_Information supplied_
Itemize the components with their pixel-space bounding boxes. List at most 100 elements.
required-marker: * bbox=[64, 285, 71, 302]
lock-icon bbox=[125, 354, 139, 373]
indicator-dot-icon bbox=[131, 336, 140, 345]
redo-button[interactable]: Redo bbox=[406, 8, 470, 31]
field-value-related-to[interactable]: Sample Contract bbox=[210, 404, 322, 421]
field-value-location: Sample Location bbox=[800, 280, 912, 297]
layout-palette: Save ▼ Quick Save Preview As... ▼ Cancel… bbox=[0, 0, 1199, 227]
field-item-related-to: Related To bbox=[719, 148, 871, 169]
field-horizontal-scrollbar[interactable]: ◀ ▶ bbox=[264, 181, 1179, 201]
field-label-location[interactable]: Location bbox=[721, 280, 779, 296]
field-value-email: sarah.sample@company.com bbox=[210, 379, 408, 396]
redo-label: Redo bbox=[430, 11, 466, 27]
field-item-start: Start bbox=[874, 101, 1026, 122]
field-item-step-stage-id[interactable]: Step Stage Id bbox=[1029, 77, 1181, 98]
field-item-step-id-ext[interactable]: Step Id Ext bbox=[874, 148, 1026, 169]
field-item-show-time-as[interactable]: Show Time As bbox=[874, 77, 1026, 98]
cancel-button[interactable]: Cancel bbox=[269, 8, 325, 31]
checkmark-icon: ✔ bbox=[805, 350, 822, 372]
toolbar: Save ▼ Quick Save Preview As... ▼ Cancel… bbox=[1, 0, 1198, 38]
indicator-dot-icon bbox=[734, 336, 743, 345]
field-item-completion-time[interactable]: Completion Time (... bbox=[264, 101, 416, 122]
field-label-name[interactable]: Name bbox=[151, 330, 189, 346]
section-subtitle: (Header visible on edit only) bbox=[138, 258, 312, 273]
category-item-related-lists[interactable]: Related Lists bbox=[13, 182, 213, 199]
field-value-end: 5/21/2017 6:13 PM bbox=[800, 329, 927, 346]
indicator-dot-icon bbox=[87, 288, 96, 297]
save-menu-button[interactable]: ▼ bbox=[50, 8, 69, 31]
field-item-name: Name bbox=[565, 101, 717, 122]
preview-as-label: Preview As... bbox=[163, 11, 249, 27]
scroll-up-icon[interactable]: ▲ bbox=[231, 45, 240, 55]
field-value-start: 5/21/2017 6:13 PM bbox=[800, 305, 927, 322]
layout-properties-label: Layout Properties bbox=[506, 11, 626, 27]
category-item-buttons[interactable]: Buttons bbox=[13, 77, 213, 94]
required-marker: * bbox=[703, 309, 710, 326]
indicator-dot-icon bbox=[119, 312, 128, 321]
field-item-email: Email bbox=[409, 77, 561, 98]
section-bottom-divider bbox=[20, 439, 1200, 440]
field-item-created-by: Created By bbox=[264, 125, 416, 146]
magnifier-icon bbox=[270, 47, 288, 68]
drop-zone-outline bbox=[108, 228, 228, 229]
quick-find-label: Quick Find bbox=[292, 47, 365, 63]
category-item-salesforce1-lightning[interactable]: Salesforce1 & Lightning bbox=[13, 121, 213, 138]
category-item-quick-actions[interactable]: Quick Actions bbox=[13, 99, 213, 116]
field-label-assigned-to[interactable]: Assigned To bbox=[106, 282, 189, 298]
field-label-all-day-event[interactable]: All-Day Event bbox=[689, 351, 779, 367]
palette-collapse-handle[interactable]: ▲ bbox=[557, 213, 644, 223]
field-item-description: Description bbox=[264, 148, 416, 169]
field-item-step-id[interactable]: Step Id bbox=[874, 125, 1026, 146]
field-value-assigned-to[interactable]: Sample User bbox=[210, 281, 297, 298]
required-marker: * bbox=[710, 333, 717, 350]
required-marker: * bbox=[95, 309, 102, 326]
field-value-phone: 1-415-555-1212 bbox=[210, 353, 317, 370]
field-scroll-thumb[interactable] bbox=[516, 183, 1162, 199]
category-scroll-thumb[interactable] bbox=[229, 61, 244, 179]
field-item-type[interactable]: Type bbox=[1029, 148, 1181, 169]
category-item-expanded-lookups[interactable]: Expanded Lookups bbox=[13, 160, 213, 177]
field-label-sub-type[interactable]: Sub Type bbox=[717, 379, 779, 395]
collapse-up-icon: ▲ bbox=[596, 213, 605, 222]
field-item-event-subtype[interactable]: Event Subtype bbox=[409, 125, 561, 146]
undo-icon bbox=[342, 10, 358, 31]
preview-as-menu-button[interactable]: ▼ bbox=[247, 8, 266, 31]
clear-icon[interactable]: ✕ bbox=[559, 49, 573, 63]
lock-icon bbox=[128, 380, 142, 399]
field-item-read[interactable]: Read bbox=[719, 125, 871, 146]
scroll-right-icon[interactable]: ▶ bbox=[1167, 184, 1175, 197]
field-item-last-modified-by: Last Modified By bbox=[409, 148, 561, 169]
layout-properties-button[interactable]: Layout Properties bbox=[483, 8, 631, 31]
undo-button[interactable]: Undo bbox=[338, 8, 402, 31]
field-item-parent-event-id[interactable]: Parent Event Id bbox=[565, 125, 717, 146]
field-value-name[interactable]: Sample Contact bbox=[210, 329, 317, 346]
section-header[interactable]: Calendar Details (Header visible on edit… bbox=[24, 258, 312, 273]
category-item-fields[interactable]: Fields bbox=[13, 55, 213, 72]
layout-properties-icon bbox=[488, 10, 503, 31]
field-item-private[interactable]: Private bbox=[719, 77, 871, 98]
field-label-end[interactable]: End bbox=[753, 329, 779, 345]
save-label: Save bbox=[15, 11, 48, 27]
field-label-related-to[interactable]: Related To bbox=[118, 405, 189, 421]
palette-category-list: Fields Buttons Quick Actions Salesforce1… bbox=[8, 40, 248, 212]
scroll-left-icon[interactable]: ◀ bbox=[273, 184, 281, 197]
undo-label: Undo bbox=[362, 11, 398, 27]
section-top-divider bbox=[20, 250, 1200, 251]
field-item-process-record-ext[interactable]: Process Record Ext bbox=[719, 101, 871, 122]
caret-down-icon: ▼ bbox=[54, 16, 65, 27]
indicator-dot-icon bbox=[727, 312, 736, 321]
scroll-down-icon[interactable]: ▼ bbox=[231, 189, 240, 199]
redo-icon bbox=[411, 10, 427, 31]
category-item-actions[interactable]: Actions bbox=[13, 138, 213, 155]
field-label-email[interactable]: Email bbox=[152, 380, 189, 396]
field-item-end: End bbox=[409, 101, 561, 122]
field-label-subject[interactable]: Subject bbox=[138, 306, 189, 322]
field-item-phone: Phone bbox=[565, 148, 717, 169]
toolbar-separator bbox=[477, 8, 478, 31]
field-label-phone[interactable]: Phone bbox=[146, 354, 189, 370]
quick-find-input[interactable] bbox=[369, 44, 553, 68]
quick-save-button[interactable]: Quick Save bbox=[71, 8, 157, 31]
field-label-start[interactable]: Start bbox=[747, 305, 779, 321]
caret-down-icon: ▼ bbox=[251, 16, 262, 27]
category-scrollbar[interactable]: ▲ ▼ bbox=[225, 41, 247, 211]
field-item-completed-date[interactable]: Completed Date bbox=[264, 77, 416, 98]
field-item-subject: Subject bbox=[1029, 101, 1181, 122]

_Short task_
Reproduce the records above, swapping every occurrence of "indicator-dot-icon" for "status-dot-icon" and leaving everything else unchanged.

_Right answer_
Itemize the components with their pixel-space bounding boxes. List at most 100 elements.
required-marker: * bbox=[64, 285, 71, 302]
lock-icon bbox=[125, 354, 139, 373]
status-dot-icon bbox=[131, 336, 140, 345]
redo-button[interactable]: Redo bbox=[406, 8, 470, 31]
field-value-related-to[interactable]: Sample Contract bbox=[210, 404, 322, 421]
field-value-location: Sample Location bbox=[800, 280, 912, 297]
layout-palette: Save ▼ Quick Save Preview As... ▼ Cancel… bbox=[0, 0, 1199, 227]
field-item-related-to: Related To bbox=[719, 148, 871, 169]
field-horizontal-scrollbar[interactable]: ◀ ▶ bbox=[264, 181, 1179, 201]
field-label-location[interactable]: Location bbox=[721, 280, 779, 296]
field-value-email: sarah.sample@company.com bbox=[210, 379, 408, 396]
redo-label: Redo bbox=[430, 11, 466, 27]
field-item-start: Start bbox=[874, 101, 1026, 122]
field-item-step-stage-id[interactable]: Step Stage Id bbox=[1029, 77, 1181, 98]
field-item-step-id-ext[interactable]: Step Id Ext bbox=[874, 148, 1026, 169]
field-item-show-time-as[interactable]: Show Time As bbox=[874, 77, 1026, 98]
cancel-button[interactable]: Cancel bbox=[269, 8, 325, 31]
checkmark-icon: ✔ bbox=[805, 350, 822, 372]
toolbar: Save ▼ Quick Save Preview As... ▼ Cancel… bbox=[1, 0, 1198, 38]
status-dot-icon bbox=[734, 336, 743, 345]
field-item-completion-time[interactable]: Completion Time (... bbox=[264, 101, 416, 122]
field-label-name[interactable]: Name bbox=[151, 330, 189, 346]
section-subtitle: (Header visible on edit only) bbox=[138, 258, 312, 273]
category-item-related-lists[interactable]: Related Lists bbox=[13, 182, 213, 199]
field-value-end: 5/21/2017 6:13 PM bbox=[800, 329, 927, 346]
status-dot-icon bbox=[87, 288, 96, 297]
save-menu-button[interactable]: ▼ bbox=[50, 8, 69, 31]
field-item-name: Name bbox=[565, 101, 717, 122]
preview-as-label: Preview As... bbox=[163, 11, 249, 27]
scroll-up-icon[interactable]: ▲ bbox=[231, 45, 240, 55]
field-value-start: 5/21/2017 6:13 PM bbox=[800, 305, 927, 322]
layout-properties-label: Layout Properties bbox=[506, 11, 626, 27]
category-item-buttons[interactable]: Buttons bbox=[13, 77, 213, 94]
required-marker: * bbox=[703, 309, 710, 326]
status-dot-icon bbox=[119, 312, 128, 321]
field-item-email: Email bbox=[409, 77, 561, 98]
section-bottom-divider bbox=[20, 439, 1200, 440]
field-item-created-by: Created By bbox=[264, 125, 416, 146]
magnifier-icon bbox=[270, 47, 288, 68]
drop-zone-outline bbox=[108, 228, 228, 229]
quick-find-label: Quick Find bbox=[292, 47, 365, 63]
category-item-salesforce1-lightning[interactable]: Salesforce1 & Lightning bbox=[13, 121, 213, 138]
category-item-quick-actions[interactable]: Quick Actions bbox=[13, 99, 213, 116]
field-label-assigned-to[interactable]: Assigned To bbox=[106, 282, 189, 298]
field-label-all-day-event[interactable]: All-Day Event bbox=[689, 351, 779, 367]
palette-collapse-handle[interactable]: ▲ bbox=[557, 213, 644, 223]
field-item-description: Description bbox=[264, 148, 416, 169]
field-item-step-id[interactable]: Step Id bbox=[874, 125, 1026, 146]
field-value-assigned-to[interactable]: Sample User bbox=[210, 281, 297, 298]
required-marker: * bbox=[710, 333, 717, 350]
required-marker: * bbox=[95, 309, 102, 326]
field-value-phone: 1-415-555-1212 bbox=[210, 353, 317, 370]
field-scroll-thumb[interactable] bbox=[516, 183, 1162, 199]
category-scroll-thumb[interactable] bbox=[229, 61, 244, 179]
field-item-type[interactable]: Type bbox=[1029, 148, 1181, 169]
category-item-expanded-lookups[interactable]: Expanded Lookups bbox=[13, 160, 213, 177]
field-label-sub-type[interactable]: Sub Type bbox=[717, 379, 779, 395]
collapse-up-icon: ▲ bbox=[596, 213, 605, 222]
field-item-event-subtype[interactable]: Event Subtype bbox=[409, 125, 561, 146]
undo-icon bbox=[342, 10, 358, 31]
preview-as-menu-button[interactable]: ▼ bbox=[247, 8, 266, 31]
clear-icon[interactable]: ✕ bbox=[559, 49, 573, 63]
lock-icon bbox=[128, 380, 142, 399]
field-item-read[interactable]: Read bbox=[719, 125, 871, 146]
scroll-right-icon[interactable]: ▶ bbox=[1167, 184, 1175, 197]
field-item-last-modified-by: Last Modified By bbox=[409, 148, 561, 169]
layout-properties-button[interactable]: Layout Properties bbox=[483, 8, 631, 31]
undo-button[interactable]: Undo bbox=[338, 8, 402, 31]
field-item-parent-event-id[interactable]: Parent Event Id bbox=[565, 125, 717, 146]
field-value-name[interactable]: Sample Contact bbox=[210, 329, 317, 346]
section-header[interactable]: Calendar Details (Header visible on edit… bbox=[24, 258, 312, 273]
category-item-fields[interactable]: Fields bbox=[13, 55, 213, 72]
layout-properties-icon bbox=[488, 10, 503, 31]
field-item-private[interactable]: Private bbox=[719, 77, 871, 98]
field-label-end[interactable]: End bbox=[753, 329, 779, 345]
save-label: Save bbox=[15, 11, 48, 27]
field-label-related-to[interactable]: Related To bbox=[118, 405, 189, 421]
palette-category-list: Fields Buttons Quick Actions Salesforce1… bbox=[8, 40, 248, 212]
scroll-left-icon[interactable]: ◀ bbox=[273, 184, 281, 197]
undo-label: Undo bbox=[362, 11, 398, 27]
section-top-divider bbox=[20, 250, 1200, 251]
field-item-process-record-ext[interactable]: Process Record Ext bbox=[719, 101, 871, 122]
caret-down-icon: ▼ bbox=[54, 16, 65, 27]
status-dot-icon bbox=[727, 312, 736, 321]
scroll-down-icon[interactable]: ▼ bbox=[231, 189, 240, 199]
redo-icon bbox=[411, 10, 427, 31]
category-item-actions[interactable]: Actions bbox=[13, 138, 213, 155]
field-label-email[interactable]: Email bbox=[152, 380, 189, 396]
field-item-end: End bbox=[409, 101, 561, 122]
field-label-subject[interactable]: Subject bbox=[138, 306, 189, 322]
field-item-phone: Phone bbox=[565, 148, 717, 169]
toolbar-separator bbox=[477, 8, 478, 31]
field-label-phone[interactable]: Phone bbox=[146, 354, 189, 370]
quick-find-input[interactable] bbox=[369, 44, 553, 68]
quick-save-button[interactable]: Quick Save bbox=[71, 8, 157, 31]
field-label-start[interactable]: Start bbox=[747, 305, 779, 321]
caret-down-icon: ▼ bbox=[251, 16, 262, 27]
category-scrollbar[interactable]: ▲ ▼ bbox=[225, 41, 247, 211]
field-item-completed-date[interactable]: Completed Date bbox=[264, 77, 416, 98]
field-item-subject: Subject bbox=[1029, 101, 1181, 122]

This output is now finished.